PROBLEM DETAILS: Would you transcribe the listing that follows, character for character, and omit its images?

[Data excerpts]
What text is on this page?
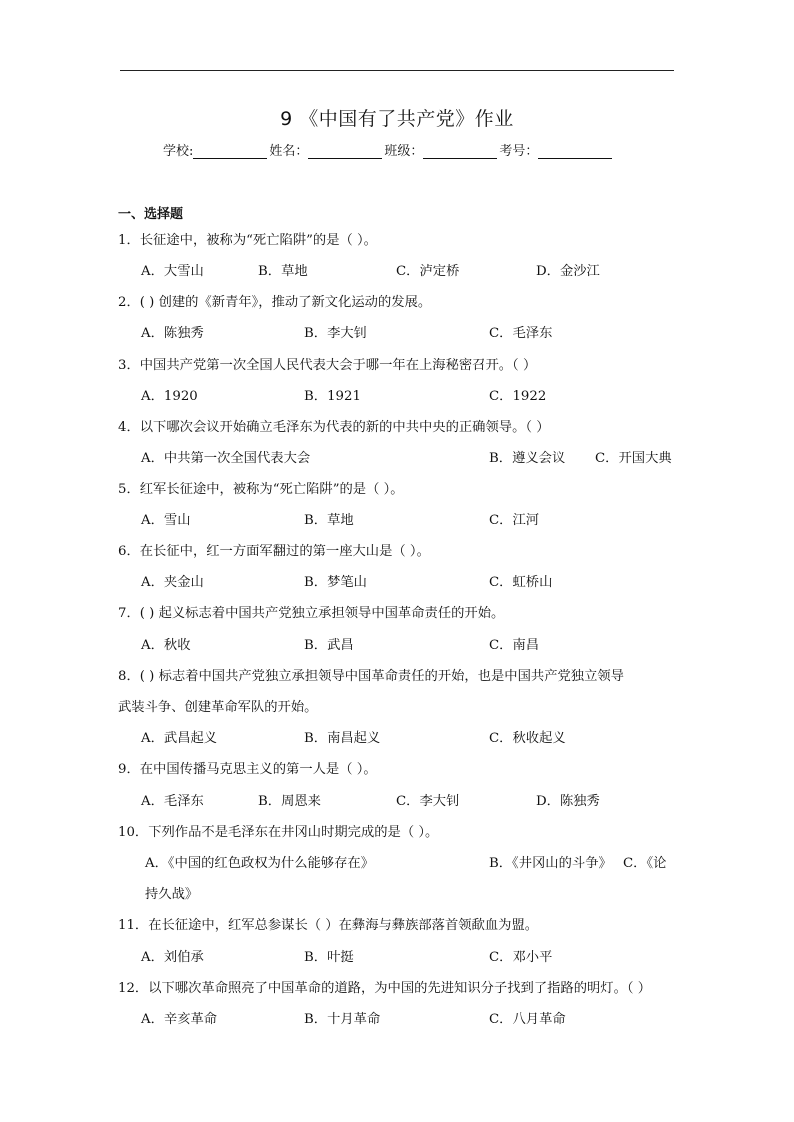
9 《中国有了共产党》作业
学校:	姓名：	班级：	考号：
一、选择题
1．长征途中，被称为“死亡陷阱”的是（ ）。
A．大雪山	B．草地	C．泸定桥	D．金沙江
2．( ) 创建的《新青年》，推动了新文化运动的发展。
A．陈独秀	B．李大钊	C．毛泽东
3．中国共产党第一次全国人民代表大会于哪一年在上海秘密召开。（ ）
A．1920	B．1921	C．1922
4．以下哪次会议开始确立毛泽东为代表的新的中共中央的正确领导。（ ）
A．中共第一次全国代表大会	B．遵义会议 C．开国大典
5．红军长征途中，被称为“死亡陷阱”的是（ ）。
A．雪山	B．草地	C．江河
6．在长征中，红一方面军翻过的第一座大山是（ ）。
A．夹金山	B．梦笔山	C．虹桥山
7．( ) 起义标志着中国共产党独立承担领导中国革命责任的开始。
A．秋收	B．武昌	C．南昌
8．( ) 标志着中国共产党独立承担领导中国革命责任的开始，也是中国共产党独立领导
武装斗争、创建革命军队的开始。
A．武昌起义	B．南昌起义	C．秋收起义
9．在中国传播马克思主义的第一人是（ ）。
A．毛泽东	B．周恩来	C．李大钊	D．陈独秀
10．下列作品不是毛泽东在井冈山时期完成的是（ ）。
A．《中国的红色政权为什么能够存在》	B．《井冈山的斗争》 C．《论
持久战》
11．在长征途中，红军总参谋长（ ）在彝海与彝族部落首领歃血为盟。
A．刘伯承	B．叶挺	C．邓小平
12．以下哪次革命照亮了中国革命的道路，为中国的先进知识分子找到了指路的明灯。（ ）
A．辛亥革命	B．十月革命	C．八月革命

SOLUTION FOR THIS PROBLEM:
What text is on this page?
9 《中国有了共产党》作业
学校:	姓名：	班级：	考号：
一、选择题
1．长征途中，被称为“死亡陷阱”的是（ ）。
A．大雪山	B．草地	C．泸定桥	D．金沙江
2．( ) 创建的《新青年》，推动了新文化运动的发展。
A．陈独秀	B．李大钊	C．毛泽东
3．中国共产党第一次全国人民代表大会于哪一年在上海秘密召开。（ ）
A．1920	B．1921	C．1922
4．以下哪次会议开始确立毛泽东为代表的新的中共中央的正确领导。（ ）
A．中共第一次全国代表大会	B．遵义会议 C．开国大典
5．红军长征途中，被称为“死亡陷阱”的是（ ）。
A．雪山	B．草地	C．江河
6．在长征中，红一方面军翻过的第一座大山是（ ）。
A．夹金山	B．梦笔山	C．虹桥山
7．( ) 起义标志着中国共产党独立承担领导中国革命责任的开始。
A．秋收	B．武昌	C．南昌
8．( ) 标志着中国共产党独立承担领导中国革命责任的开始，也是中国共产党独立领导
武装斗争、创建革命军队的开始。
A．武昌起义	B．南昌起义	C．秋收起义
9．在中国传播马克思主义的第一人是（ ）。
A．毛泽东	B．周恩来	C．李大钊	D．陈独秀
10．下列作品不是毛泽东在井冈山时期完成的是（ ）。
A．《中国的红色政权为什么能够存在》	B．《井冈山的斗争》 C．《论
持久战》
11．在长征途中，红军总参谋长（ ）在彝海与彝族部落首领歃血为盟。
A．刘伯承	B．叶挺	C．邓小平
12．以下哪次革命照亮了中国革命的道路，为中国的先进知识分子找到了指路的明灯。（ ）
A．辛亥革命	B．十月革命	C．八月革命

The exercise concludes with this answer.